*EXERCISE*
Copy every line of the data that contains the string "office".

*DATASET EXCERPTS*
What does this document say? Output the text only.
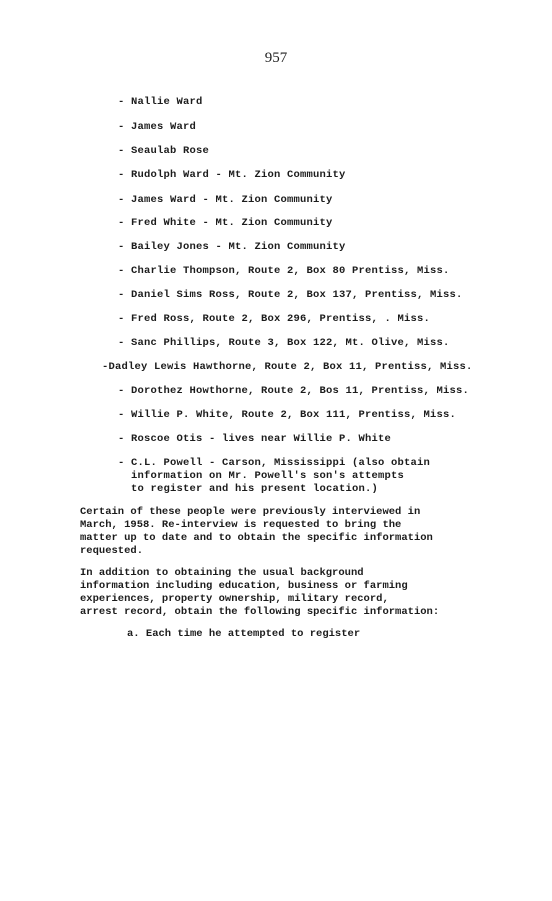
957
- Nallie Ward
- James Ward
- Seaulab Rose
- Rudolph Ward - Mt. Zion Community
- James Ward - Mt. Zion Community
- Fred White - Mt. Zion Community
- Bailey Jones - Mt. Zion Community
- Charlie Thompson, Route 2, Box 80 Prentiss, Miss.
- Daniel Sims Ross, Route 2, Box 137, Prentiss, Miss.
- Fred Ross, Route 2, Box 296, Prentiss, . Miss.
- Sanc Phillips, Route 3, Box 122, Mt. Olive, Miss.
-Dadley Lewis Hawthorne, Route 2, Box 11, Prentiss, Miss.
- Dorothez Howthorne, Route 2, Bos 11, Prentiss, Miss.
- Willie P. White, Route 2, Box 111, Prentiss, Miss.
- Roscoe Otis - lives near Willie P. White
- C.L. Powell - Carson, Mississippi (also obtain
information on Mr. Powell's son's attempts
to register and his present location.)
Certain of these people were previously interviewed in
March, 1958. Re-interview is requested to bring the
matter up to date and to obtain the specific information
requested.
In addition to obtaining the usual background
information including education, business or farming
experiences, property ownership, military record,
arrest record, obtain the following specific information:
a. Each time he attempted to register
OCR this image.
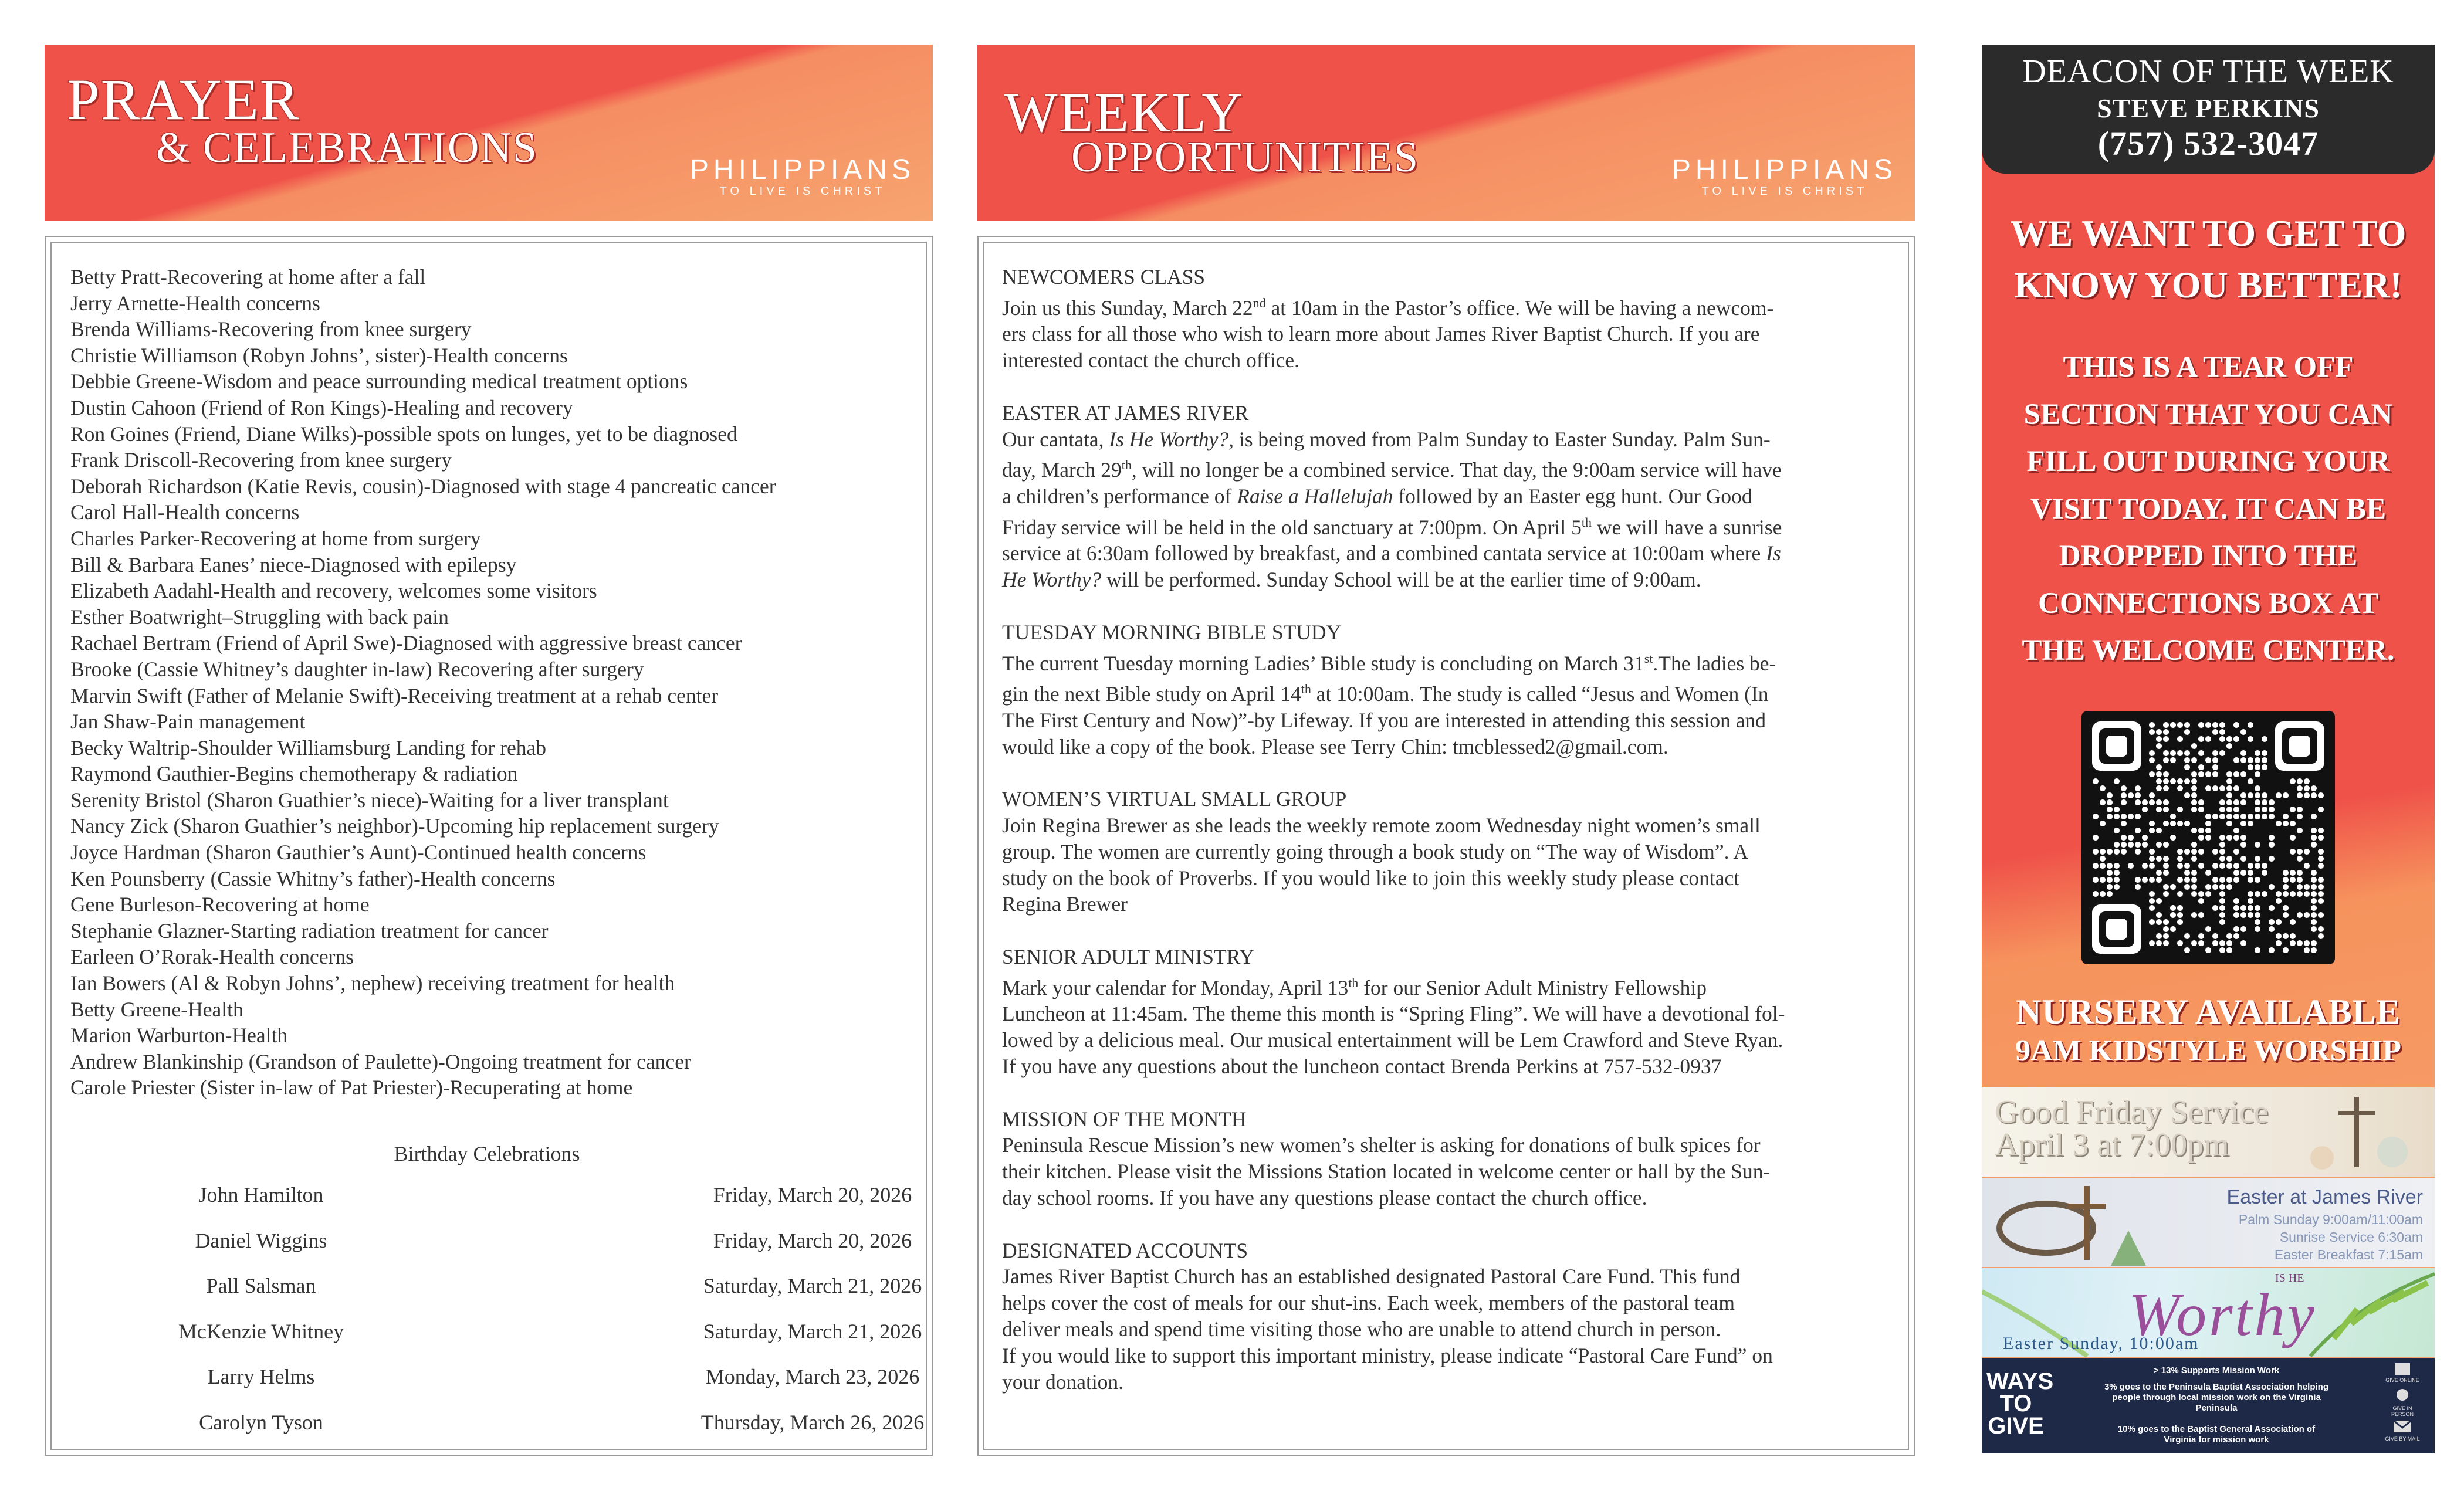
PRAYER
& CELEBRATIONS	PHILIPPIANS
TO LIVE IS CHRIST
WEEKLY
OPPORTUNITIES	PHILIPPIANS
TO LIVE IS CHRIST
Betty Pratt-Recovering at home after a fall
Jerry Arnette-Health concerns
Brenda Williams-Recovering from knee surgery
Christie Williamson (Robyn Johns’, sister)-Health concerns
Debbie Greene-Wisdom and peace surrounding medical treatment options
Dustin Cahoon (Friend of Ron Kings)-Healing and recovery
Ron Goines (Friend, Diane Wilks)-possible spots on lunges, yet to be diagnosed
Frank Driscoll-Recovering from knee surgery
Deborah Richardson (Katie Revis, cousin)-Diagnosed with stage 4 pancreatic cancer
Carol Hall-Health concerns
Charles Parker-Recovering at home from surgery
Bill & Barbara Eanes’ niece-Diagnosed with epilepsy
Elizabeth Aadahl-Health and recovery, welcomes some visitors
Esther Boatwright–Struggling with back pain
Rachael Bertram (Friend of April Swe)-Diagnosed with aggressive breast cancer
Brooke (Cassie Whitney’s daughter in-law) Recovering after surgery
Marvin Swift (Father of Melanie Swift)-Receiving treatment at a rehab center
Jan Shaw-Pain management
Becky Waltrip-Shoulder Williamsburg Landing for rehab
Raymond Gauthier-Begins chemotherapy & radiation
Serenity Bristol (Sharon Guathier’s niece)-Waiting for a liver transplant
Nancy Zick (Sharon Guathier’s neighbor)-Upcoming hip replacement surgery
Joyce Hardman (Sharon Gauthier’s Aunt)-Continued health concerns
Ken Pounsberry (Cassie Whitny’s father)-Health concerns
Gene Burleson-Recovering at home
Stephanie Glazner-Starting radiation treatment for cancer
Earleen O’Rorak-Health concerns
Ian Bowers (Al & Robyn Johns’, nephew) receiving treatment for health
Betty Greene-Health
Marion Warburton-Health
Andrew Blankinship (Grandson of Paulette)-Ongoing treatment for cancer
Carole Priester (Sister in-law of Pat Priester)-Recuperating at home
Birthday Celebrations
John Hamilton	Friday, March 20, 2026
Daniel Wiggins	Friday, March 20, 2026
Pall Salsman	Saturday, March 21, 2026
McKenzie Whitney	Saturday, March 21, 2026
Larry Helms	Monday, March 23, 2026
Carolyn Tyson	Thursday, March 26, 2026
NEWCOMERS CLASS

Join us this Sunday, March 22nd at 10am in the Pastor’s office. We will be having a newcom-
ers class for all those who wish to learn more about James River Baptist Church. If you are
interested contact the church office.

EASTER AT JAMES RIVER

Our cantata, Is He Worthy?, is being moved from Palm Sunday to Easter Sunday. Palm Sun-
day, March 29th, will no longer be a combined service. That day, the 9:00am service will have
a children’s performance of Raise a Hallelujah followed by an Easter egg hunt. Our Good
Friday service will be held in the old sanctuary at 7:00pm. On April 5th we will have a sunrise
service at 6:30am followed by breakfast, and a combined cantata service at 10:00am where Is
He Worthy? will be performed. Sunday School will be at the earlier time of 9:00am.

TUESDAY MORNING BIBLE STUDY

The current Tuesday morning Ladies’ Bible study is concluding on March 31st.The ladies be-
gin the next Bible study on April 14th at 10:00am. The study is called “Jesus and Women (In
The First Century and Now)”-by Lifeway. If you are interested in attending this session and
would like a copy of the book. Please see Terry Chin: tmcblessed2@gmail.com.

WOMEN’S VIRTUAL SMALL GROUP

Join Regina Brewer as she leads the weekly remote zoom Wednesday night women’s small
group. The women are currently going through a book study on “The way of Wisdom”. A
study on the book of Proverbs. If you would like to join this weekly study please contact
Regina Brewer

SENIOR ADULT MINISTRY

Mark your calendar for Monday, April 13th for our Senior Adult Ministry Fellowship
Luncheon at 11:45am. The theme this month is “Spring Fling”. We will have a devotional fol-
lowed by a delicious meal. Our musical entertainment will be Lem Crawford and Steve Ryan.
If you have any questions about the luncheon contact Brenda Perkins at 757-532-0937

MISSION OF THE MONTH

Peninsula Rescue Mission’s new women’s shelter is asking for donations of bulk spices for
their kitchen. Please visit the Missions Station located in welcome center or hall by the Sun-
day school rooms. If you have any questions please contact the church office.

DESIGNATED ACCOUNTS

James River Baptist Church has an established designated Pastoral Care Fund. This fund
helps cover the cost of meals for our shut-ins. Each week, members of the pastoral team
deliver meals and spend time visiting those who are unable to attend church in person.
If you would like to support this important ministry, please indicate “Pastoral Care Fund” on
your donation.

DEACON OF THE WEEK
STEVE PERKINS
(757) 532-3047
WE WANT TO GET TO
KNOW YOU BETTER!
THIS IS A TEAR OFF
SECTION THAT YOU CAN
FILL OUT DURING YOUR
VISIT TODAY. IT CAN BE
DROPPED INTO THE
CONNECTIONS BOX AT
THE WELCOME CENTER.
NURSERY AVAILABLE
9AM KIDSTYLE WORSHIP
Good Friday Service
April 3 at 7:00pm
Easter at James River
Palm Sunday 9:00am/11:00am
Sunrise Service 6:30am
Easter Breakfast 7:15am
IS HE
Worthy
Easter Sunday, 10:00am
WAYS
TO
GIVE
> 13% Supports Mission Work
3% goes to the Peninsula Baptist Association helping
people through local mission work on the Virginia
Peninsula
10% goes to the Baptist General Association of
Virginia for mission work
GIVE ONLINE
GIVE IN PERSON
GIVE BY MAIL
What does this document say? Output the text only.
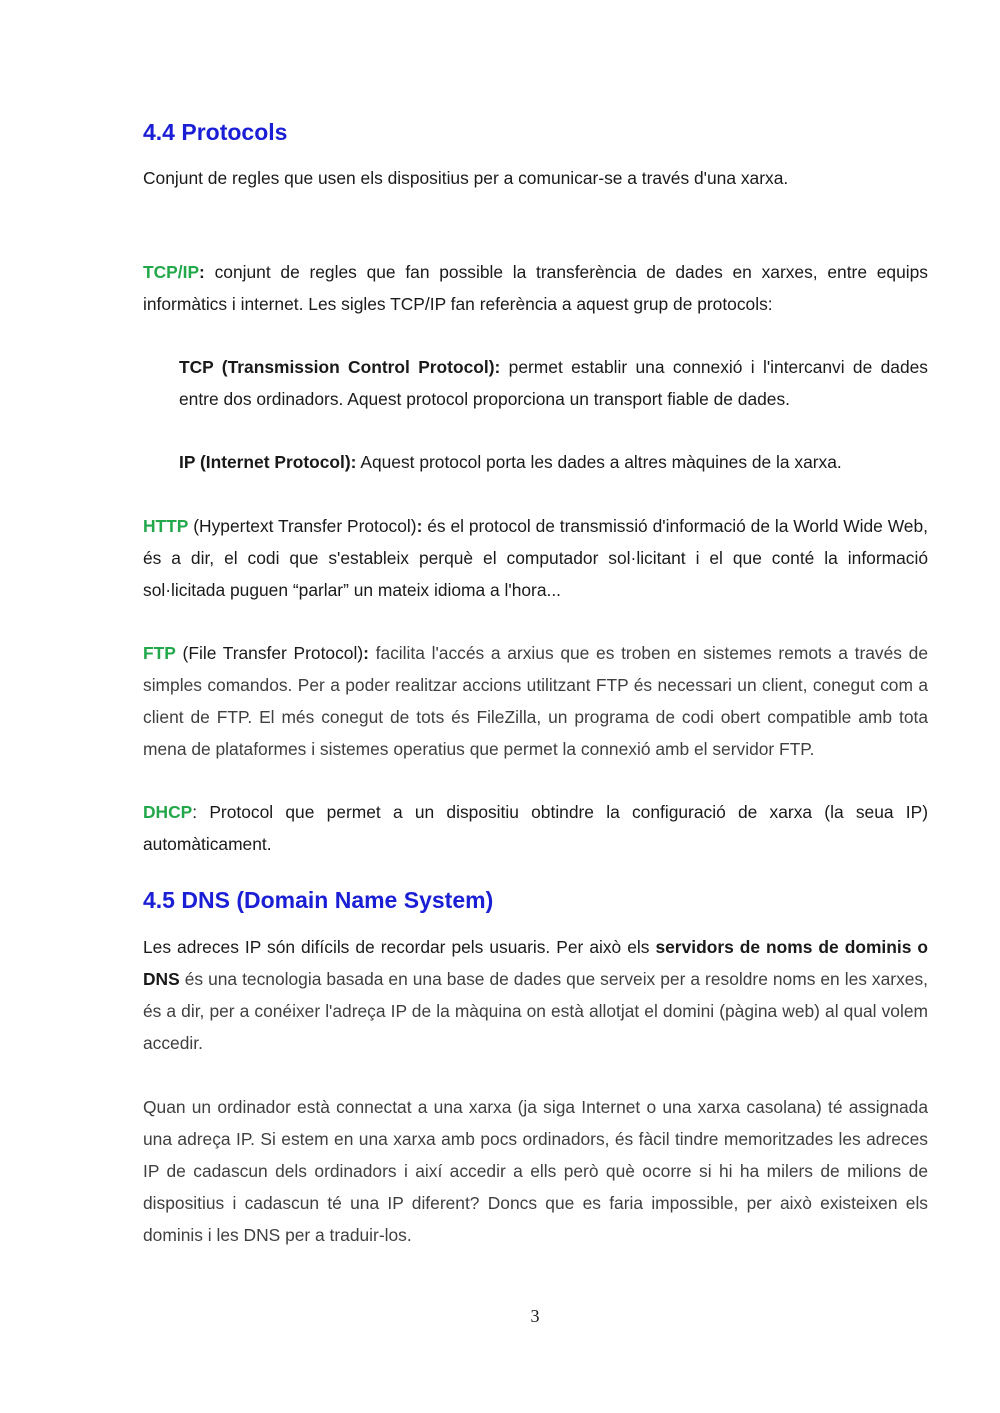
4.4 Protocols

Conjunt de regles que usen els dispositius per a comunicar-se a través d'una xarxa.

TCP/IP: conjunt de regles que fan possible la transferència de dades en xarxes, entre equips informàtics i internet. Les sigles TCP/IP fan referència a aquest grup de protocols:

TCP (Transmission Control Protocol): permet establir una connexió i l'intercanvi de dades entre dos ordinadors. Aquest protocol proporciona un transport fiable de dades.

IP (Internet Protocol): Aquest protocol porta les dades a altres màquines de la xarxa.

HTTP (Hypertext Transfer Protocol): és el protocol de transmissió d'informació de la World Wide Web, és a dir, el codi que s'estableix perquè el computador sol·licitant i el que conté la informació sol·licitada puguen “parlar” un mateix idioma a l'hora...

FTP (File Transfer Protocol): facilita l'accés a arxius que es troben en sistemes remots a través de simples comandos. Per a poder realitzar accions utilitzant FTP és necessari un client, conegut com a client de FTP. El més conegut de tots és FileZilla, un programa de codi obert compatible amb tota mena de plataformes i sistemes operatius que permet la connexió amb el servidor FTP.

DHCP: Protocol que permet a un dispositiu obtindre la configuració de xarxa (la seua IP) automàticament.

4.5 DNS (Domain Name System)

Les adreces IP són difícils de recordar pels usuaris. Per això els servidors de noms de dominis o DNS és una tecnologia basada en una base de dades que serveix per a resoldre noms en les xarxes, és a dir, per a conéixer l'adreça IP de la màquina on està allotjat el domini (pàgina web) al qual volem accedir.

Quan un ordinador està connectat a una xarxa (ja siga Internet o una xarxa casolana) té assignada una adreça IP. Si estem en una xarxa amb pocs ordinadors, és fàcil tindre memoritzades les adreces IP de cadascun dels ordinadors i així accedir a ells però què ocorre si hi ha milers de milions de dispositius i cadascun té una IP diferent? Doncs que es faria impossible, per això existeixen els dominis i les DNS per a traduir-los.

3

*RESULT*
Join us this Sunday, March 22nd at 10am in the Pastor’s office. We will be having a newcom-
interested contact the church office.
day school rooms. If you have any questions please contact the church office.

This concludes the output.